Raw records
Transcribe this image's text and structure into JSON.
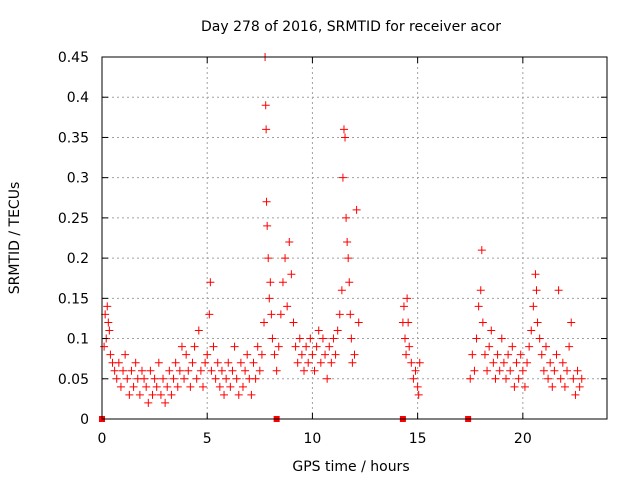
{
  "chart_data": {
    "type": "scatter",
    "title": "Day 278 of 2016, SRMTID for receiver acor",
    "xlabel": "GPS time / hours",
    "ylabel": "SRMTID / TECUs",
    "xlim": [
      0,
      24
    ],
    "ylim": [
      0,
      0.45
    ],
    "x_ticks": [
      0,
      5,
      10,
      15,
      20
    ],
    "x_tick_labels": [
      "0",
      "5",
      "10",
      "15",
      "20"
    ],
    "y_ticks": [
      0,
      0.05,
      0.1,
      0.15,
      0.2,
      0.25,
      0.3,
      0.35,
      0.4,
      0.45
    ],
    "y_tick_labels": [
      "0",
      "0.05",
      "0.1",
      "0.15",
      "0.2",
      "0.25",
      "0.3",
      "0.35",
      "0.4",
      "0.45"
    ],
    "grid": true,
    "marker_color": "#ff0000",
    "series": [
      {
        "name": "SRMTID",
        "marker": "plus",
        "points": [
          [
            0.1,
            0.09
          ],
          [
            0.15,
            0.13
          ],
          [
            0.2,
            0.1
          ],
          [
            0.25,
            0.14
          ],
          [
            0.3,
            0.12
          ],
          [
            0.35,
            0.11
          ],
          [
            0.4,
            0.08
          ],
          [
            0.5,
            0.07
          ],
          [
            0.6,
            0.06
          ],
          [
            0.7,
            0.05
          ],
          [
            0.8,
            0.07
          ],
          [
            0.9,
            0.04
          ],
          [
            1.0,
            0.06
          ],
          [
            1.1,
            0.08
          ],
          [
            1.2,
            0.05
          ],
          [
            1.3,
            0.03
          ],
          [
            1.4,
            0.06
          ],
          [
            1.5,
            0.04
          ],
          [
            1.6,
            0.07
          ],
          [
            1.7,
            0.05
          ],
          [
            1.8,
            0.03
          ],
          [
            1.9,
            0.06
          ],
          [
            2.0,
            0.05
          ],
          [
            2.1,
            0.04
          ],
          [
            2.2,
            0.02
          ],
          [
            2.3,
            0.06
          ],
          [
            2.4,
            0.03
          ],
          [
            2.5,
            0.05
          ],
          [
            2.6,
            0.04
          ],
          [
            2.7,
            0.07
          ],
          [
            2.8,
            0.03
          ],
          [
            2.9,
            0.05
          ],
          [
            3.0,
            0.02
          ],
          [
            3.1,
            0.04
          ],
          [
            3.2,
            0.06
          ],
          [
            3.3,
            0.03
          ],
          [
            3.4,
            0.05
          ],
          [
            3.5,
            0.07
          ],
          [
            3.6,
            0.04
          ],
          [
            3.7,
            0.06
          ],
          [
            3.8,
            0.09
          ],
          [
            3.9,
            0.05
          ],
          [
            4.0,
            0.08
          ],
          [
            4.1,
            0.06
          ],
          [
            4.2,
            0.04
          ],
          [
            4.3,
            0.07
          ],
          [
            4.4,
            0.09
          ],
          [
            4.5,
            0.05
          ],
          [
            4.6,
            0.11
          ],
          [
            4.7,
            0.06
          ],
          [
            4.8,
            0.04
          ],
          [
            4.9,
            0.07
          ],
          [
            5.0,
            0.08
          ],
          [
            5.1,
            0.13
          ],
          [
            5.15,
            0.17
          ],
          [
            5.2,
            0.06
          ],
          [
            5.3,
            0.09
          ],
          [
            5.4,
            0.05
          ],
          [
            5.5,
            0.07
          ],
          [
            5.6,
            0.04
          ],
          [
            5.7,
            0.06
          ],
          [
            5.8,
            0.03
          ],
          [
            5.9,
            0.05
          ],
          [
            6.0,
            0.07
          ],
          [
            6.1,
            0.04
          ],
          [
            6.2,
            0.06
          ],
          [
            6.3,
            0.09
          ],
          [
            6.4,
            0.05
          ],
          [
            6.5,
            0.03
          ],
          [
            6.6,
            0.07
          ],
          [
            6.7,
            0.04
          ],
          [
            6.8,
            0.06
          ],
          [
            6.9,
            0.08
          ],
          [
            7.0,
            0.05
          ],
          [
            7.1,
            0.03
          ],
          [
            7.2,
            0.07
          ],
          [
            7.3,
            0.05
          ],
          [
            7.4,
            0.09
          ],
          [
            7.5,
            0.06
          ],
          [
            7.6,
            0.08
          ],
          [
            7.7,
            0.12
          ],
          [
            7.75,
            0.45
          ],
          [
            7.78,
            0.39
          ],
          [
            7.8,
            0.36
          ],
          [
            7.82,
            0.27
          ],
          [
            7.85,
            0.24
          ],
          [
            7.9,
            0.2
          ],
          [
            7.95,
            0.15
          ],
          [
            8.0,
            0.17
          ],
          [
            8.05,
            0.13
          ],
          [
            8.1,
            0.1
          ],
          [
            8.2,
            0.08
          ],
          [
            8.3,
            0.06
          ],
          [
            8.4,
            0.09
          ],
          [
            8.5,
            0.13
          ],
          [
            8.6,
            0.17
          ],
          [
            8.7,
            0.2
          ],
          [
            8.8,
            0.14
          ],
          [
            8.9,
            0.22
          ],
          [
            9.0,
            0.18
          ],
          [
            9.1,
            0.12
          ],
          [
            9.2,
            0.09
          ],
          [
            9.3,
            0.07
          ],
          [
            9.4,
            0.1
          ],
          [
            9.5,
            0.08
          ],
          [
            9.6,
            0.06
          ],
          [
            9.7,
            0.09
          ],
          [
            9.8,
            0.07
          ],
          [
            9.9,
            0.1
          ],
          [
            10.0,
            0.08
          ],
          [
            10.1,
            0.06
          ],
          [
            10.2,
            0.09
          ],
          [
            10.3,
            0.11
          ],
          [
            10.4,
            0.07
          ],
          [
            10.5,
            0.1
          ],
          [
            10.6,
            0.08
          ],
          [
            10.7,
            0.05
          ],
          [
            10.8,
            0.09
          ],
          [
            10.9,
            0.07
          ],
          [
            11.0,
            0.1
          ],
          [
            11.1,
            0.08
          ],
          [
            11.2,
            0.11
          ],
          [
            11.3,
            0.13
          ],
          [
            11.4,
            0.16
          ],
          [
            11.45,
            0.3
          ],
          [
            11.5,
            0.36
          ],
          [
            11.55,
            0.35
          ],
          [
            11.6,
            0.25
          ],
          [
            11.65,
            0.22
          ],
          [
            11.7,
            0.2
          ],
          [
            11.75,
            0.17
          ],
          [
            11.8,
            0.13
          ],
          [
            11.85,
            0.1
          ],
          [
            11.9,
            0.07
          ],
          [
            12.0,
            0.08
          ],
          [
            12.1,
            0.26
          ],
          [
            12.2,
            0.12
          ],
          [
            14.3,
            0.12
          ],
          [
            14.35,
            0.14
          ],
          [
            14.4,
            0.1
          ],
          [
            14.45,
            0.08
          ],
          [
            14.5,
            0.15
          ],
          [
            14.55,
            0.12
          ],
          [
            14.6,
            0.09
          ],
          [
            14.7,
            0.07
          ],
          [
            14.8,
            0.05
          ],
          [
            14.9,
            0.06
          ],
          [
            15.0,
            0.04
          ],
          [
            15.05,
            0.03
          ],
          [
            15.1,
            0.07
          ],
          [
            17.5,
            0.05
          ],
          [
            17.6,
            0.08
          ],
          [
            17.7,
            0.06
          ],
          [
            17.8,
            0.1
          ],
          [
            17.9,
            0.14
          ],
          [
            18.0,
            0.16
          ],
          [
            18.05,
            0.21
          ],
          [
            18.1,
            0.12
          ],
          [
            18.2,
            0.08
          ],
          [
            18.3,
            0.06
          ],
          [
            18.4,
            0.09
          ],
          [
            18.5,
            0.11
          ],
          [
            18.6,
            0.07
          ],
          [
            18.7,
            0.05
          ],
          [
            18.8,
            0.08
          ],
          [
            18.9,
            0.06
          ],
          [
            19.0,
            0.1
          ],
          [
            19.1,
            0.07
          ],
          [
            19.2,
            0.05
          ],
          [
            19.3,
            0.08
          ],
          [
            19.4,
            0.06
          ],
          [
            19.5,
            0.09
          ],
          [
            19.6,
            0.04
          ],
          [
            19.7,
            0.07
          ],
          [
            19.8,
            0.05
          ],
          [
            19.9,
            0.08
          ],
          [
            20.0,
            0.06
          ],
          [
            20.1,
            0.04
          ],
          [
            20.2,
            0.07
          ],
          [
            20.3,
            0.09
          ],
          [
            20.4,
            0.11
          ],
          [
            20.5,
            0.14
          ],
          [
            20.6,
            0.18
          ],
          [
            20.65,
            0.16
          ],
          [
            20.7,
            0.12
          ],
          [
            20.8,
            0.1
          ],
          [
            20.9,
            0.08
          ],
          [
            21.0,
            0.06
          ],
          [
            21.1,
            0.09
          ],
          [
            21.2,
            0.05
          ],
          [
            21.3,
            0.07
          ],
          [
            21.4,
            0.04
          ],
          [
            21.5,
            0.06
          ],
          [
            21.6,
            0.08
          ],
          [
            21.7,
            0.16
          ],
          [
            21.8,
            0.05
          ],
          [
            21.9,
            0.07
          ],
          [
            22.0,
            0.04
          ],
          [
            22.1,
            0.06
          ],
          [
            22.2,
            0.09
          ],
          [
            22.3,
            0.12
          ],
          [
            22.4,
            0.05
          ],
          [
            22.5,
            0.03
          ],
          [
            22.6,
            0.06
          ],
          [
            22.7,
            0.04
          ],
          [
            22.8,
            0.05
          ]
        ]
      },
      {
        "name": "zero markers",
        "marker": "square",
        "points": [
          [
            0.0,
            0
          ],
          [
            8.3,
            0
          ],
          [
            14.3,
            0
          ],
          [
            17.4,
            0
          ]
        ]
      }
    ]
  }
}
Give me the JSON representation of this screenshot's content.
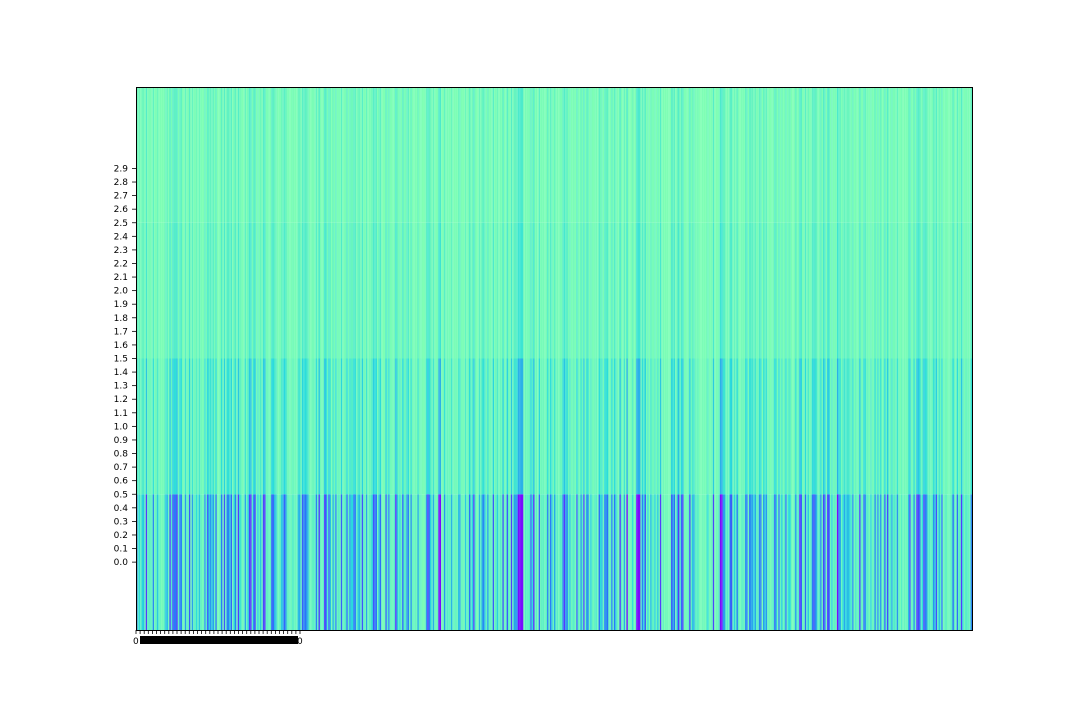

EXERCISE AIM
Gather each line from the listing above that holds "this".

PROBLEM SOLUTION
Transcribe this image's text and structure into JSON.
Give me the JSON representation of this screenshot's content.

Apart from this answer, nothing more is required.